__Task to complete__.
Check every line of the entries that follow, and copy the ones containing "speakers".

__Exercise input__.
↓

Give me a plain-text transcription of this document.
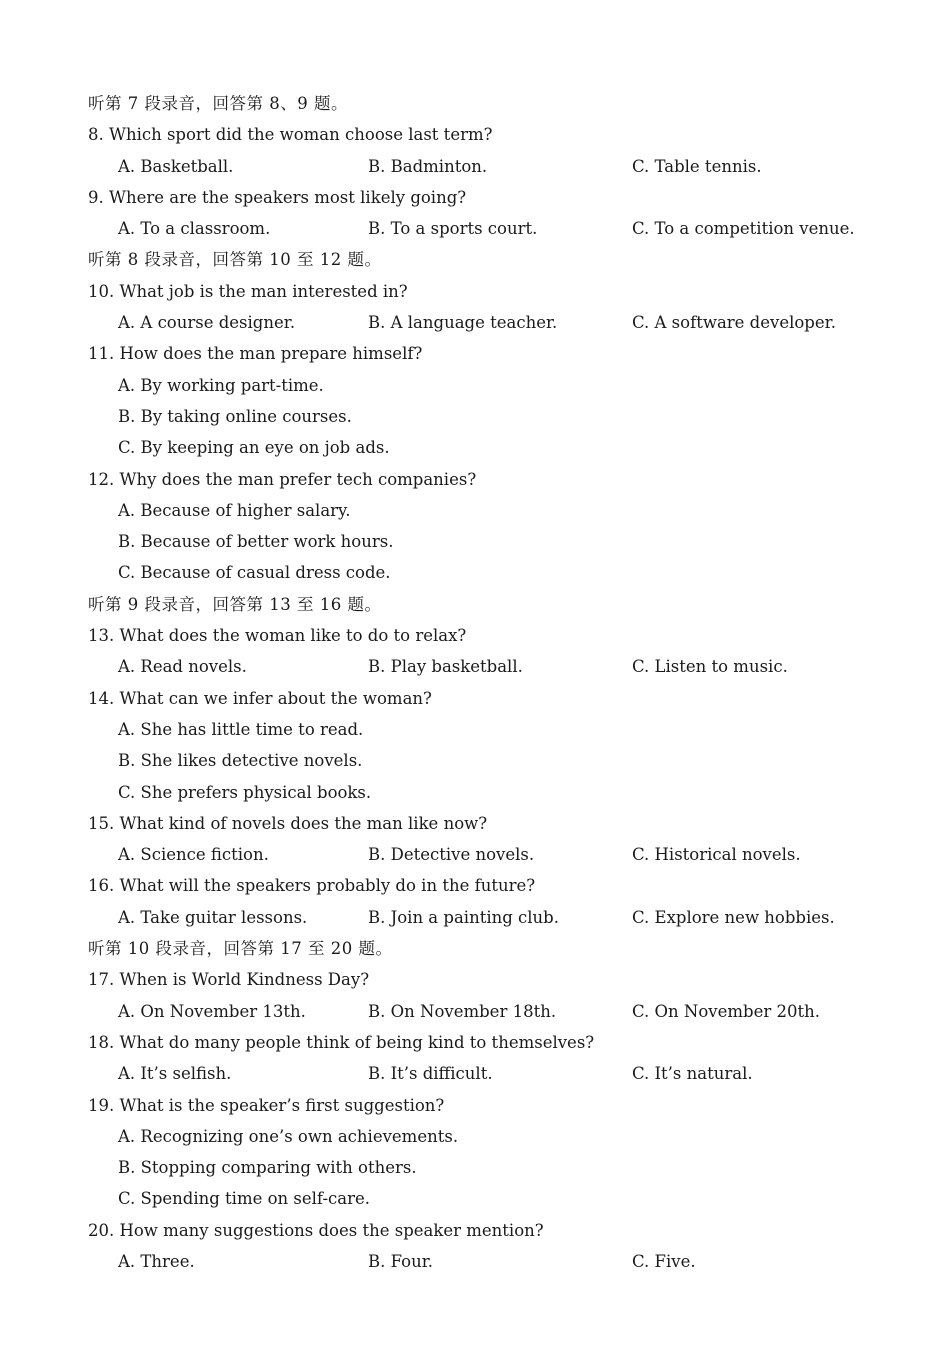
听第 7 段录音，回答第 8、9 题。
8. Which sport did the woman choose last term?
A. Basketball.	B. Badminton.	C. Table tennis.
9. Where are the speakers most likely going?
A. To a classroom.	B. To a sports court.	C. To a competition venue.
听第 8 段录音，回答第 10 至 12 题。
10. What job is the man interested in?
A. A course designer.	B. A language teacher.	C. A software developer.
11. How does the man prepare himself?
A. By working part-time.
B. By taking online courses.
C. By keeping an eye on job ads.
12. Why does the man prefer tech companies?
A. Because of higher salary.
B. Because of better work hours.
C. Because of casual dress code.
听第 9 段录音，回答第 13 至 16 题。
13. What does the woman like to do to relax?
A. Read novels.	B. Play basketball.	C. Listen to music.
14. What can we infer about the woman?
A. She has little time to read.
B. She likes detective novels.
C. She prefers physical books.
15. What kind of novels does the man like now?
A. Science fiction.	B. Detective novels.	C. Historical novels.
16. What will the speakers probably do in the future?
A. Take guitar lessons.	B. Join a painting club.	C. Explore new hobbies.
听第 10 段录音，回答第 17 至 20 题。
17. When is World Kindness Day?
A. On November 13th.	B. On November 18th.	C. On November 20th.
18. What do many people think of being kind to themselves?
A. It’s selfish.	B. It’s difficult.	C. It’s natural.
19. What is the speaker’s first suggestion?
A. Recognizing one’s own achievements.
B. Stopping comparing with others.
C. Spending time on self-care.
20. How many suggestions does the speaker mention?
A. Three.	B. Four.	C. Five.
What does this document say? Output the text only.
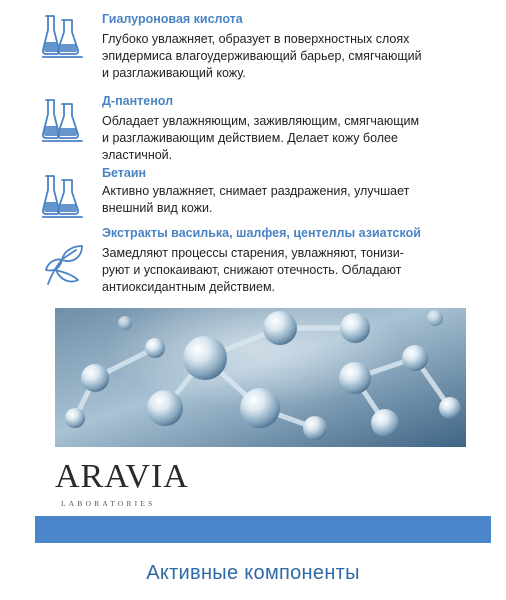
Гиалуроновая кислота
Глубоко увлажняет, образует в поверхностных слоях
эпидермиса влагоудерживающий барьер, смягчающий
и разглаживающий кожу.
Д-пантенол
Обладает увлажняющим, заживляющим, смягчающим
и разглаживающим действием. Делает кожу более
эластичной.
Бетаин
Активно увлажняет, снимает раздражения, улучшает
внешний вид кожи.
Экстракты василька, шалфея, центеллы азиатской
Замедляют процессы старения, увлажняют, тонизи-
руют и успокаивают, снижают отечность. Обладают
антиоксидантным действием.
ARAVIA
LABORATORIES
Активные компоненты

↑

__Complete answer__.
9. Where are the speakers most likely going?
16. What will the speakers probably do in the future?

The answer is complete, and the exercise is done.